- **EXERCISE**:
Reproduce the material exactly, omitting nothing.

- **EXTRACTED INFORMATION**:
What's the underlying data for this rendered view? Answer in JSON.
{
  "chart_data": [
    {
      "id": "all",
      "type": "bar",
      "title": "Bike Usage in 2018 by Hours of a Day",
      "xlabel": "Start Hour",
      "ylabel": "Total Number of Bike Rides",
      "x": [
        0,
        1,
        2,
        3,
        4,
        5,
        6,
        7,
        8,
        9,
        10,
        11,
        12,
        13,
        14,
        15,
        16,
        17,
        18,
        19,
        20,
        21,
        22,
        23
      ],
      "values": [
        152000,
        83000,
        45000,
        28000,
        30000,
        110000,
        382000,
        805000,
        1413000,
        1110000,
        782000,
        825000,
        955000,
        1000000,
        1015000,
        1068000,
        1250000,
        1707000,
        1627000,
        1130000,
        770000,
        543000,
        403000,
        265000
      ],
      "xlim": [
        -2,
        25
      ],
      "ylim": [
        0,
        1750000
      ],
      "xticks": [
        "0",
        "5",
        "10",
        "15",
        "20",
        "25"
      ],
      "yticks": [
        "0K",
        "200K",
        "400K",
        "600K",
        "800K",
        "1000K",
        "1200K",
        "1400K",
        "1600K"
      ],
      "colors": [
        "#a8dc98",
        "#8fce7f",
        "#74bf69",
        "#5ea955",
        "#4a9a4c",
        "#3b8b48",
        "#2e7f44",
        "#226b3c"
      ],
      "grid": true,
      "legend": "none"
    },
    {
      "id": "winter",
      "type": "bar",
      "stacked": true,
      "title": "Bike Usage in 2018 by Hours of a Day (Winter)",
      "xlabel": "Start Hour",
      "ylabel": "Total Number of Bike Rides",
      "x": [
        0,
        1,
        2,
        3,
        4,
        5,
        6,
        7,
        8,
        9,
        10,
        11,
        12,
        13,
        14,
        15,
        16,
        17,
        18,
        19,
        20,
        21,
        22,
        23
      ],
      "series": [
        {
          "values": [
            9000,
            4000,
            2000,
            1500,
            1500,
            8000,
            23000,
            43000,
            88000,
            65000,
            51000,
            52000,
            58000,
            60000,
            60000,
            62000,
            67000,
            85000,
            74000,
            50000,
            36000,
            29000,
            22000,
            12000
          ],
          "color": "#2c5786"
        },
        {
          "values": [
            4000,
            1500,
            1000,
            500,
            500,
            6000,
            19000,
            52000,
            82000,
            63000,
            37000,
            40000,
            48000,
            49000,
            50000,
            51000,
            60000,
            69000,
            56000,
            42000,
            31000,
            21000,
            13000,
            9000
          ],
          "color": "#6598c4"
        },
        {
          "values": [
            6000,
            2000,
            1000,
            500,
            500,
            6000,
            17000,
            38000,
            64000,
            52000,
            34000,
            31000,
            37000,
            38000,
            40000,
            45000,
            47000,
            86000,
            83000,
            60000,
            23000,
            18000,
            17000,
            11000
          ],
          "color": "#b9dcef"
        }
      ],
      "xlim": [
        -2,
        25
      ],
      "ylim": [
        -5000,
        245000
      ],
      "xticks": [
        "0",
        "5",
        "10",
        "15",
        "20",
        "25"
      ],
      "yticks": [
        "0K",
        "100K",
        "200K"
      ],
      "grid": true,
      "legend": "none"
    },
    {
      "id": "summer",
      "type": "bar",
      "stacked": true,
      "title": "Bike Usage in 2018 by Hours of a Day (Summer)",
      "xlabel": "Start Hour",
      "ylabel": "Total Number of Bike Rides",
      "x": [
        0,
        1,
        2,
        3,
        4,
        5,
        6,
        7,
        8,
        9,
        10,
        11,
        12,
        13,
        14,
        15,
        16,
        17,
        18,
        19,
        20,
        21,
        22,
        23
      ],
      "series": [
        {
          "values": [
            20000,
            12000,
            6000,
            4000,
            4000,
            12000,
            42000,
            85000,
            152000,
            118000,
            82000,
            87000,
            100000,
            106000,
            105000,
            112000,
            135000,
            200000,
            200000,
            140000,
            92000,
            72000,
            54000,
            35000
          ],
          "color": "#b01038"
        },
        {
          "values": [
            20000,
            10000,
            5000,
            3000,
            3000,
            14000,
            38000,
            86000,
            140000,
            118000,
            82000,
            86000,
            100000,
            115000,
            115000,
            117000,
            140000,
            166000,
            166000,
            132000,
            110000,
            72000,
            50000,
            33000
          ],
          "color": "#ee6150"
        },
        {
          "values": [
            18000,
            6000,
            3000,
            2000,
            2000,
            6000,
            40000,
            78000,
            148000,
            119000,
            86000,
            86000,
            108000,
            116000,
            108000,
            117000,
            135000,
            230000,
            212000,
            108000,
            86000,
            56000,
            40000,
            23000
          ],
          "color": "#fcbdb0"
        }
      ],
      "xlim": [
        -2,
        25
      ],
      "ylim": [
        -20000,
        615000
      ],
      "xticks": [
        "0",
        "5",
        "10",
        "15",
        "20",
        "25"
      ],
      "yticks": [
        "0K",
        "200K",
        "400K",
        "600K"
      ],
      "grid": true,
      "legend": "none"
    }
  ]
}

- **THE COMPLETED TASK**:
What's the underlying data for this rendered view? Answer in JSON.
{
  "chart_data": [
    {
      "id": "all",
      "type": "bar",
      "title": "Bike Usage in 2018 by Hours of a Day",
      "xlabel": "Start Hour",
      "ylabel": "Total Number of Bike Rides",
      "x": [
        0,
        1,
        2,
        3,
        4,
        5,
        6,
        7,
        8,
        9,
        10,
        11,
        12,
        13,
        14,
        15,
        16,
        17,
        18,
        19,
        20,
        21,
        22,
        23
      ],
      "values": [
        152000,
        83000,
        45000,
        28000,
        30000,
        110000,
        382000,
        805000,
        1413000,
        1110000,
        782000,
        825000,
        955000,
        1000000,
        1015000,
        1068000,
        1250000,
        1707000,
        1627000,
        1130000,
        770000,
        543000,
        403000,
        265000
      ],
      "xlim": [
        -2,
        25
      ],
      "ylim": [
        0,
        1750000
      ],
      "xticks": [
        "0",
        "5",
        "10",
        "15",
        "20",
        "25"
      ],
      "yticks": [
        "0K",
        "200K",
        "400K",
        "600K",
        "800K",
        "1000K",
        "1200K",
        "1400K",
        "1600K"
      ],
      "colors": [
        "#a8dc98",
        "#8fce7f",
        "#74bf69",
        "#5ea955",
        "#4a9a4c",
        "#3b8b48",
        "#2e7f44",
        "#226b3c"
      ],
      "grid": true,
      "legend": "none"
    },
    {
      "id": "winter",
      "type": "bar",
      "stacked": true,
      "title": "Bike Usage in 2018 by Hours of a Day (Winter)",
      "xlabel": "Start Hour",
      "ylabel": "Total Number of Bike Rides",
      "x": [
        0,
        1,
        2,
        3,
        4,
        5,
        6,
        7,
        8,
        9,
        10,
        11,
        12,
        13,
        14,
        15,
        16,
        17,
        18,
        19,
        20,
        21,
        22,
        23
      ],
      "series": [
        {
          "values": [
            9000,
            4000,
            2000,
            1500,
            1500,
            8000,
            23000,
            43000,
            88000,
            65000,
            51000,
            52000,
            58000,
            60000,
            60000,
            62000,
            67000,
            85000,
            74000,
            50000,
            36000,
            29000,
            22000,
            12000
          ],
          "color": "#2c5786"
        },
        {
          "values": [
            4000,
            1500,
            1000,
            500,
            500,
            6000,
            19000,
            52000,
            82000,
            63000,
            37000,
            40000,
            48000,
            49000,
            50000,
            51000,
            60000,
            69000,
            56000,
            42000,
            31000,
            21000,
            13000,
            9000
          ],
          "color": "#6598c4"
        },
        {
          "values": [
            6000,
            2000,
            1000,
            500,
            500,
            6000,
            17000,
            38000,
            64000,
            52000,
            34000,
            31000,
            37000,
            38000,
            40000,
            45000,
            47000,
            86000,
            83000,
            60000,
            23000,
            18000,
            17000,
            11000
          ],
          "color": "#b9dcef"
        }
      ],
      "xlim": [
        -2,
        25
      ],
      "ylim": [
        -5000,
        245000
      ],
      "xticks": [
        "0",
        "5",
        "10",
        "15",
        "20",
        "25"
      ],
      "yticks": [
        "0K",
        "100K",
        "200K"
      ],
      "grid": true,
      "legend": "none"
    },
    {
      "id": "summer",
      "type": "bar",
      "stacked": true,
      "title": "Bike Usage in 2018 by Hours of a Day (Summer)",
      "xlabel": "Start Hour",
      "ylabel": "Total Number of Bike Rides",
      "x": [
        0,
        1,
        2,
        3,
        4,
        5,
        6,
        7,
        8,
        9,
        10,
        11,
        12,
        13,
        14,
        15,
        16,
        17,
        18,
        19,
        20,
        21,
        22,
        23
      ],
      "series": [
        {
          "values": [
            20000,
            12000,
            6000,
            4000,
            4000,
            12000,
            42000,
            85000,
            152000,
            118000,
            82000,
            87000,
            100000,
            106000,
            105000,
            112000,
            135000,
            200000,
            200000,
            140000,
            92000,
            72000,
            54000,
            35000
          ],
          "color": "#b01038"
        },
        {
          "values": [
            20000,
            10000,
            5000,
            3000,
            3000,
            14000,
            38000,
            86000,
            140000,
            118000,
            82000,
            86000,
            100000,
            115000,
            115000,
            117000,
            140000,
            166000,
            166000,
            132000,
            110000,
            72000,
            50000,
            33000
          ],
          "color": "#ee6150"
        },
        {
          "values": [
            18000,
            6000,
            3000,
            2000,
            2000,
            6000,
            40000,
            78000,
            148000,
            119000,
            86000,
            86000,
            108000,
            116000,
            108000,
            117000,
            135000,
            230000,
            212000,
            108000,
            86000,
            56000,
            40000,
            23000
          ],
          "color": "#fcbdb0"
        }
      ],
      "xlim": [
        -2,
        25
      ],
      "ylim": [
        -20000,
        615000
      ],
      "xticks": [
        "0",
        "5",
        "10",
        "15",
        "20",
        "25"
      ],
      "yticks": [
        "0K",
        "200K",
        "400K",
        "600K"
      ],
      "grid": true,
      "legend": "none"
    }
  ]
}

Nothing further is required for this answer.